#### Task
Restate the whole listing exactly.

Source records
>>
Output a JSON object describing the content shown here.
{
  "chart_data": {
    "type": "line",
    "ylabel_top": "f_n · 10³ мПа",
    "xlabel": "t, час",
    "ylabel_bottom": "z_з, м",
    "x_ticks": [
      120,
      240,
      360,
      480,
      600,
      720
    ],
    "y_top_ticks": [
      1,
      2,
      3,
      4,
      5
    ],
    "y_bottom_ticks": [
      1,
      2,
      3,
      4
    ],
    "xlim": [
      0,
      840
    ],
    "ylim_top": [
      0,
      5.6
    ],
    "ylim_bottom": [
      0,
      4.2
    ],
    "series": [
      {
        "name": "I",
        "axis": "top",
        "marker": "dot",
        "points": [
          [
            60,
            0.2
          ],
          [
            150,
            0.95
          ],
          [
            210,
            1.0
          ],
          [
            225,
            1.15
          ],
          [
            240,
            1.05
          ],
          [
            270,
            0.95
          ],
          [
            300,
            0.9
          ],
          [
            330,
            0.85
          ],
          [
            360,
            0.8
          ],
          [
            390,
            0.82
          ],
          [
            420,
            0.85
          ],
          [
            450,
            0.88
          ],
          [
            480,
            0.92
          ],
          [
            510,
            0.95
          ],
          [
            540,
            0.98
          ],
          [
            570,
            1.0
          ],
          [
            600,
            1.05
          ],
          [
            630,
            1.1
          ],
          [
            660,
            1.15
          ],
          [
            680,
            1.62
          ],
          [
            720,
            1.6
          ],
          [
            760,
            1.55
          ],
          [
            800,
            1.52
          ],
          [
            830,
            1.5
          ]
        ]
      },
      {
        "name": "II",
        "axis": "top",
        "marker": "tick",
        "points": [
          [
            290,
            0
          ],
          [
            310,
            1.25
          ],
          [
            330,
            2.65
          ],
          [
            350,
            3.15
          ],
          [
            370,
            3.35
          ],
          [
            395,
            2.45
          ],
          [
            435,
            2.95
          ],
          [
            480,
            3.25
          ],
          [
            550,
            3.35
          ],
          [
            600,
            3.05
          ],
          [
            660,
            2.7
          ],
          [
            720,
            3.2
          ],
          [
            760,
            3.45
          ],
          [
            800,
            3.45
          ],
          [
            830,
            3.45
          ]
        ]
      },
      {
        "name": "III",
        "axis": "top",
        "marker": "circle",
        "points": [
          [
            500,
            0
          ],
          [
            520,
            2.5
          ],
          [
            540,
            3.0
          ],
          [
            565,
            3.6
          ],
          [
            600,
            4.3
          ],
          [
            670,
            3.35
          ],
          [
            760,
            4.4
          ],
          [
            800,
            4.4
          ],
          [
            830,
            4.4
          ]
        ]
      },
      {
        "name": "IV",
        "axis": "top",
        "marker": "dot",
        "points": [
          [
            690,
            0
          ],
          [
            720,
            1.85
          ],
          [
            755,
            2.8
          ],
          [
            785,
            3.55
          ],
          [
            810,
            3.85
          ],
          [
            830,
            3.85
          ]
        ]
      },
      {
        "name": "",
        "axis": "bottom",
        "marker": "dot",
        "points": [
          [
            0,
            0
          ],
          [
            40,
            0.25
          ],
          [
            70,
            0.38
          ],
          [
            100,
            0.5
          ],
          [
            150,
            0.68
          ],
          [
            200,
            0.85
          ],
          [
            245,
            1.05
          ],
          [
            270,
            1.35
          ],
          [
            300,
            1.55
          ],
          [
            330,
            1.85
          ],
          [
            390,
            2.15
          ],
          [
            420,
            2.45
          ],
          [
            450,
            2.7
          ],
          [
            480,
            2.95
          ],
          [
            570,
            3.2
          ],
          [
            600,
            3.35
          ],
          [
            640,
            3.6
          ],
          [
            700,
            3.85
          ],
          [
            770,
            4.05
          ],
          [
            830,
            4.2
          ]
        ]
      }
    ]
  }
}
<<
#### Result
Output a JSON object describing the content shown here.
{
  "chart_data": {
    "type": "line",
    "ylabel_top": "f_n · 10³ мПа",
    "xlabel": "t, час",
    "ylabel_bottom": "z_з, м",
    "x_ticks": [
      120,
      240,
      360,
      480,
      600,
      720
    ],
    "y_top_ticks": [
      1,
      2,
      3,
      4,
      5
    ],
    "y_bottom_ticks": [
      1,
      2,
      3,
      4
    ],
    "xlim": [
      0,
      840
    ],
    "ylim_top": [
      0,
      5.6
    ],
    "ylim_bottom": [
      0,
      4.2
    ],
    "series": [
      {
        "name": "I",
        "axis": "top",
        "marker": "dot",
        "points": [
          [
            60,
            0.2
          ],
          [
            150,
            0.95
          ],
          [
            210,
            1.0
          ],
          [
            225,
            1.15
          ],
          [
            240,
            1.05
          ],
          [
            270,
            0.95
          ],
          [
            300,
            0.9
          ],
          [
            330,
            0.85
          ],
          [
            360,
            0.8
          ],
          [
            390,
            0.82
          ],
          [
            420,
            0.85
          ],
          [
            450,
            0.88
          ],
          [
            480,
            0.92
          ],
          [
            510,
            0.95
          ],
          [
            540,
            0.98
          ],
          [
            570,
            1.0
          ],
          [
            600,
            1.05
          ],
          [
            630,
            1.1
          ],
          [
            660,
            1.15
          ],
          [
            680,
            1.62
          ],
          [
            720,
            1.6
          ],
          [
            760,
            1.55
          ],
          [
            800,
            1.52
          ],
          [
            830,
            1.5
          ]
        ]
      },
      {
        "name": "II",
        "axis": "top",
        "marker": "tick",
        "points": [
          [
            290,
            0
          ],
          [
            310,
            1.25
          ],
          [
            330,
            2.65
          ],
          [
            350,
            3.15
          ],
          [
            370,
            3.35
          ],
          [
            395,
            2.45
          ],
          [
            435,
            2.95
          ],
          [
            480,
            3.25
          ],
          [
            550,
            3.35
          ],
          [
            600,
            3.05
          ],
          [
            660,
            2.7
          ],
          [
            720,
            3.2
          ],
          [
            760,
            3.45
          ],
          [
            800,
            3.45
          ],
          [
            830,
            3.45
          ]
        ]
      },
      {
        "name": "III",
        "axis": "top",
        "marker": "circle",
        "points": [
          [
            500,
            0
          ],
          [
            520,
            2.5
          ],
          [
            540,
            3.0
          ],
          [
            565,
            3.6
          ],
          [
            600,
            4.3
          ],
          [
            670,
            3.35
          ],
          [
            760,
            4.4
          ],
          [
            800,
            4.4
          ],
          [
            830,
            4.4
          ]
        ]
      },
      {
        "name": "IV",
        "axis": "top",
        "marker": "dot",
        "points": [
          [
            690,
            0
          ],
          [
            720,
            1.85
          ],
          [
            755,
            2.8
          ],
          [
            785,
            3.55
          ],
          [
            810,
            3.85
          ],
          [
            830,
            3.85
          ]
        ]
      },
      {
        "name": "",
        "axis": "bottom",
        "marker": "dot",
        "points": [
          [
            0,
            0
          ],
          [
            40,
            0.25
          ],
          [
            70,
            0.38
          ],
          [
            100,
            0.5
          ],
          [
            150,
            0.68
          ],
          [
            200,
            0.85
          ],
          [
            245,
            1.05
          ],
          [
            270,
            1.35
          ],
          [
            300,
            1.55
          ],
          [
            330,
            1.85
          ],
          [
            390,
            2.15
          ],
          [
            420,
            2.45
          ],
          [
            450,
            2.7
          ],
          [
            480,
            2.95
          ],
          [
            570,
            3.2
          ],
          [
            600,
            3.35
          ],
          [
            640,
            3.6
          ],
          [
            700,
            3.85
          ],
          [
            770,
            4.05
          ],
          [
            830,
            4.2
          ]
        ]
      }
    ]
  }
}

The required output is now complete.